### Written instruction:
Copy the rows below without any change, from the first line through the line that contains "cell: dog before: ‘Fur’", with both of those lines included.

* Begin *

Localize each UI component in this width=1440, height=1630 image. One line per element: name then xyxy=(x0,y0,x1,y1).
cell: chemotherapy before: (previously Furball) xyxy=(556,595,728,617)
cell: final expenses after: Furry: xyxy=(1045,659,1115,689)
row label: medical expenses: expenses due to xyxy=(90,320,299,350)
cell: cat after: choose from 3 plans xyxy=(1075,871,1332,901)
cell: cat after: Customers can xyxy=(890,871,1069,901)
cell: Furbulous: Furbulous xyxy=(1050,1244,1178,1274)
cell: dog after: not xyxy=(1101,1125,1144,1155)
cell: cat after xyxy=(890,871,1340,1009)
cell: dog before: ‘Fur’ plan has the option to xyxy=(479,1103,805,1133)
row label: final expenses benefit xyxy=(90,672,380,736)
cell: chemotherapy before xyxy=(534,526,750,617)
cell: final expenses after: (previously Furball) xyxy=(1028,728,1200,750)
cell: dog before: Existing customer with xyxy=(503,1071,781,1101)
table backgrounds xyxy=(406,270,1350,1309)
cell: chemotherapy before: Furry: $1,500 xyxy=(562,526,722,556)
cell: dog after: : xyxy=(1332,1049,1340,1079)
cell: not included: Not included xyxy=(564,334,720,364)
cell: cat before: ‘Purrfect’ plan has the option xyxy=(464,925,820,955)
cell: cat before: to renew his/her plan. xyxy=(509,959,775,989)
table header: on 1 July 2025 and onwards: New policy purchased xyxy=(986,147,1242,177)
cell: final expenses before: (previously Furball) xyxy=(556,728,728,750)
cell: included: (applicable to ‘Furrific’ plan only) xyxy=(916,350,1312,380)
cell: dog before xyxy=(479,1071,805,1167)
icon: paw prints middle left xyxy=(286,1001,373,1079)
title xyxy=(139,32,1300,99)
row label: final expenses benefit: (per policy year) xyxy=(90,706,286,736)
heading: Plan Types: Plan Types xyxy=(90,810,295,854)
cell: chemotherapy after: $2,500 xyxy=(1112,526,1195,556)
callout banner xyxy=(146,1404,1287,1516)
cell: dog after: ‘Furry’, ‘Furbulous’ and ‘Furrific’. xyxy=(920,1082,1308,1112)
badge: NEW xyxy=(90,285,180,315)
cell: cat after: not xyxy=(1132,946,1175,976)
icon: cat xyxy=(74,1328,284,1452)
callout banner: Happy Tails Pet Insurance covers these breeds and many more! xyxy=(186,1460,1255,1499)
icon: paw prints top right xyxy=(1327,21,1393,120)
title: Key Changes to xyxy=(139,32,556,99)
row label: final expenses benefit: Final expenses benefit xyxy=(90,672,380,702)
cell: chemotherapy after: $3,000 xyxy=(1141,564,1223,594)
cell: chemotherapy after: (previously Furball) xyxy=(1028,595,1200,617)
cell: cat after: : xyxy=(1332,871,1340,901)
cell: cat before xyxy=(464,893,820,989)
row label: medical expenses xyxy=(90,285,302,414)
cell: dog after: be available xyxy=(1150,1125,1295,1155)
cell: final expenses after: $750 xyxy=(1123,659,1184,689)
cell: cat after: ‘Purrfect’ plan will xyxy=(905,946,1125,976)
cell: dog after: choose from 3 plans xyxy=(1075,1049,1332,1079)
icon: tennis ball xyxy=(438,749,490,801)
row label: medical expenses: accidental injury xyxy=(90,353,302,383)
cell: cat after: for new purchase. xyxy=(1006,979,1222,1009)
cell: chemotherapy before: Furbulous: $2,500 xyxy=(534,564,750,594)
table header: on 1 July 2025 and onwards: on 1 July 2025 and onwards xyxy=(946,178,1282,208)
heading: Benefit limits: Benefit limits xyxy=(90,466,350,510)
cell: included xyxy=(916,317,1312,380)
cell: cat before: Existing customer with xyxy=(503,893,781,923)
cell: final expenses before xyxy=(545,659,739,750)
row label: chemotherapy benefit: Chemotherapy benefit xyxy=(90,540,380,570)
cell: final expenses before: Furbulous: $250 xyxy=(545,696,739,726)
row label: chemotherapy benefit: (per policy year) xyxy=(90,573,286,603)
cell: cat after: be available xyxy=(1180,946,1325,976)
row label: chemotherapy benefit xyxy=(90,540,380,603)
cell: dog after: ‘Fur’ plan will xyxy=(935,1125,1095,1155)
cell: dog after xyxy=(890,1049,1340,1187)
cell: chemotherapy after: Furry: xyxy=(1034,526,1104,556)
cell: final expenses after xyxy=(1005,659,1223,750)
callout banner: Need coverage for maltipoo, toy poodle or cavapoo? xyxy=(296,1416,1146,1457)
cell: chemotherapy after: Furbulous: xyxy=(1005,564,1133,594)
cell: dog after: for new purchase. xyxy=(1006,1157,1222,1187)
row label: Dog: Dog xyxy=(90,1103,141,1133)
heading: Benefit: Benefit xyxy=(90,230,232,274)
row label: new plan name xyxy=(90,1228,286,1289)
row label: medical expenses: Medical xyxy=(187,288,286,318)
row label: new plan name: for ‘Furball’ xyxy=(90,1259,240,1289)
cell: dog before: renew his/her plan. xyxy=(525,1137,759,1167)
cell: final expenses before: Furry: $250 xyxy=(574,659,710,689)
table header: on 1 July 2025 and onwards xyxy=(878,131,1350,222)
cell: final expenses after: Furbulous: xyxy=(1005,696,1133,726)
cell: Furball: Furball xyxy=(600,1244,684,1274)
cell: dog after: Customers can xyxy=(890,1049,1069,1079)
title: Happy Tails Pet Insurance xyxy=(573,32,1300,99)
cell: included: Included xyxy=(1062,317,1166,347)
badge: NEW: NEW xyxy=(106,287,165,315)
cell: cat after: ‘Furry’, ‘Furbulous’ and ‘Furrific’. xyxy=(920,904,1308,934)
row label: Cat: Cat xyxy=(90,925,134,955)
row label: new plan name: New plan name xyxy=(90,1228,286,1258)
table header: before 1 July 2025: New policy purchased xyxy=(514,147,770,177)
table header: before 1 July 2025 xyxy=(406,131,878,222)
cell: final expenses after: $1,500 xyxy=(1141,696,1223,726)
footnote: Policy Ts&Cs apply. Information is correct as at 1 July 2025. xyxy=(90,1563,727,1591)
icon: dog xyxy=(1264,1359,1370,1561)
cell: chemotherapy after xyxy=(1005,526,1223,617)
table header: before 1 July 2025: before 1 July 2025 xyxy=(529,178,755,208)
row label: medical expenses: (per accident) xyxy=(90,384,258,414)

* End *

### Right answer:
Localize each UI component in this width=1440, height=1630 image. One line per element: name then xyxy=(x0,y0,x1,y1).
cell: chemotherapy before: (previously Furball) xyxy=(556,595,728,617)
cell: final expenses after: Furry: xyxy=(1045,659,1115,689)
row label: medical expenses: expenses due to xyxy=(90,320,299,350)
cell: cat after: choose from 3 plans xyxy=(1075,871,1332,901)
cell: cat after: Customers can xyxy=(890,871,1069,901)
cell: Furbulous: Furbulous xyxy=(1050,1244,1178,1274)
cell: dog after: not xyxy=(1101,1125,1144,1155)
cell: cat after xyxy=(890,871,1340,1009)
cell: dog before: ‘Fur’ plan has the option to xyxy=(479,1103,805,1133)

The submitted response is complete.